**Your instructions:** Report the total number of lines that include the string "document", without any other text.

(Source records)
- - - - -

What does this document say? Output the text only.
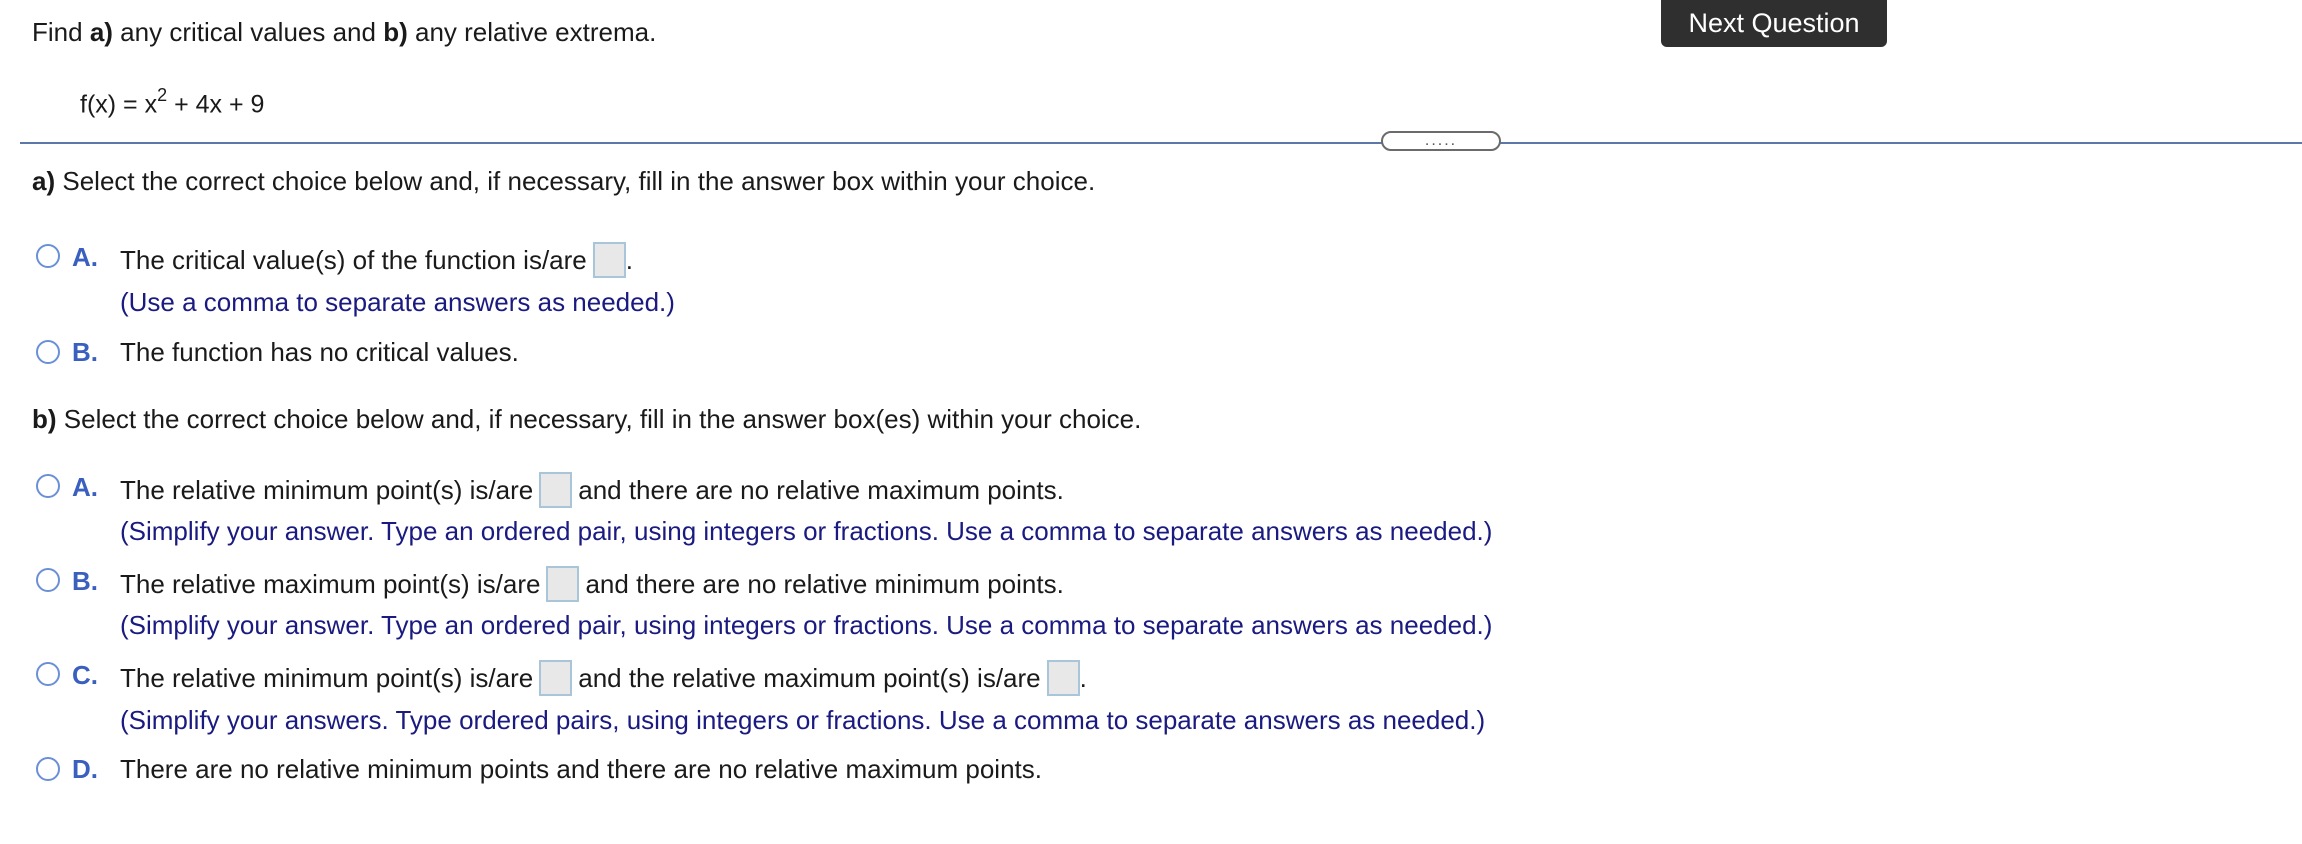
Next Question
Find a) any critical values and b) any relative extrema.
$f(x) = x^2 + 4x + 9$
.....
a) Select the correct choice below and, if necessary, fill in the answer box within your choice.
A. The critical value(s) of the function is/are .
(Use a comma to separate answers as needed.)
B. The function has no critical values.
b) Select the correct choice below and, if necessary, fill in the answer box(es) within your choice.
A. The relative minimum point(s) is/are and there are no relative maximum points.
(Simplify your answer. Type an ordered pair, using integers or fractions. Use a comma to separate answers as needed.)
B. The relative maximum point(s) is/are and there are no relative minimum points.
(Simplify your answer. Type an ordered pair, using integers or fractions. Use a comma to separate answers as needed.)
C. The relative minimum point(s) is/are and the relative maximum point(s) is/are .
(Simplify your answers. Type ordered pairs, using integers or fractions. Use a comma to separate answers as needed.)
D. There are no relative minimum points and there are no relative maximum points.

- - - - -

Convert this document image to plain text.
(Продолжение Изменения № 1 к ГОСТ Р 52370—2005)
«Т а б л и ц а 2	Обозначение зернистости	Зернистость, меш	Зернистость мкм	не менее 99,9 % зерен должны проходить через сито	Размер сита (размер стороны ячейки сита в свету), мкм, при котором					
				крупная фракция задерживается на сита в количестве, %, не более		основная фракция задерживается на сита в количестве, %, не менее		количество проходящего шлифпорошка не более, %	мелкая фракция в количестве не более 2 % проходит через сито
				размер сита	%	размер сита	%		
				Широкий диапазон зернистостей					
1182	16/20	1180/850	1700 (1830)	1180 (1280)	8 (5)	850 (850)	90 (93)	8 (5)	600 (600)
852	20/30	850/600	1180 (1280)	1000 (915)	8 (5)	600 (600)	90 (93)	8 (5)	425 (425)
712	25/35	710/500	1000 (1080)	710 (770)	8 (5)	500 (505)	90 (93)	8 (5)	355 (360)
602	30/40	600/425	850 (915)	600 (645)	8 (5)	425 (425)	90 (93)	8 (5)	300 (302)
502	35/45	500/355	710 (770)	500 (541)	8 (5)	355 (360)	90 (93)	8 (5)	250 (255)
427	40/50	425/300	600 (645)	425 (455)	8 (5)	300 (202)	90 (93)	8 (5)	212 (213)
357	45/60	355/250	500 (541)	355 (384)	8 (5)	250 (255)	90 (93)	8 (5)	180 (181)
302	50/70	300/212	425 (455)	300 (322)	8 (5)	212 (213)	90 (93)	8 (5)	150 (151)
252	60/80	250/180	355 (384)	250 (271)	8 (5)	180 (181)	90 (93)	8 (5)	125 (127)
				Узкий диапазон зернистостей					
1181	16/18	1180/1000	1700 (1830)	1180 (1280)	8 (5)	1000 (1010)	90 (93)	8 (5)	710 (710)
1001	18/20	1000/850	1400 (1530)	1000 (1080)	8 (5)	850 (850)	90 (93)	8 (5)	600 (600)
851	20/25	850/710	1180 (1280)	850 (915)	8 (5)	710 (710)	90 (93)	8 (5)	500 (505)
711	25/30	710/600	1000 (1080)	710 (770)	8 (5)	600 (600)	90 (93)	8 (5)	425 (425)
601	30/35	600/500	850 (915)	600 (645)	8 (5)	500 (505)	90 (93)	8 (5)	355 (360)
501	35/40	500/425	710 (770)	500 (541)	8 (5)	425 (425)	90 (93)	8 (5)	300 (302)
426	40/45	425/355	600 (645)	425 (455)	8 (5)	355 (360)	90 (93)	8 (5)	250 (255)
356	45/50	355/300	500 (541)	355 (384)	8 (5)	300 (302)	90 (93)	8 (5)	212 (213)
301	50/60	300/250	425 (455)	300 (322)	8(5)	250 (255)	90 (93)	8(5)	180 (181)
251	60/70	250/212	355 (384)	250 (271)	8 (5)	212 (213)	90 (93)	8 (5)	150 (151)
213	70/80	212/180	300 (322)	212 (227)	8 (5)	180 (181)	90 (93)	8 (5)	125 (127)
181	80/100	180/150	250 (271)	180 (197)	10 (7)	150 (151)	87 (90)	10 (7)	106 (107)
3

- - - - -

**Output for this exercise:** 2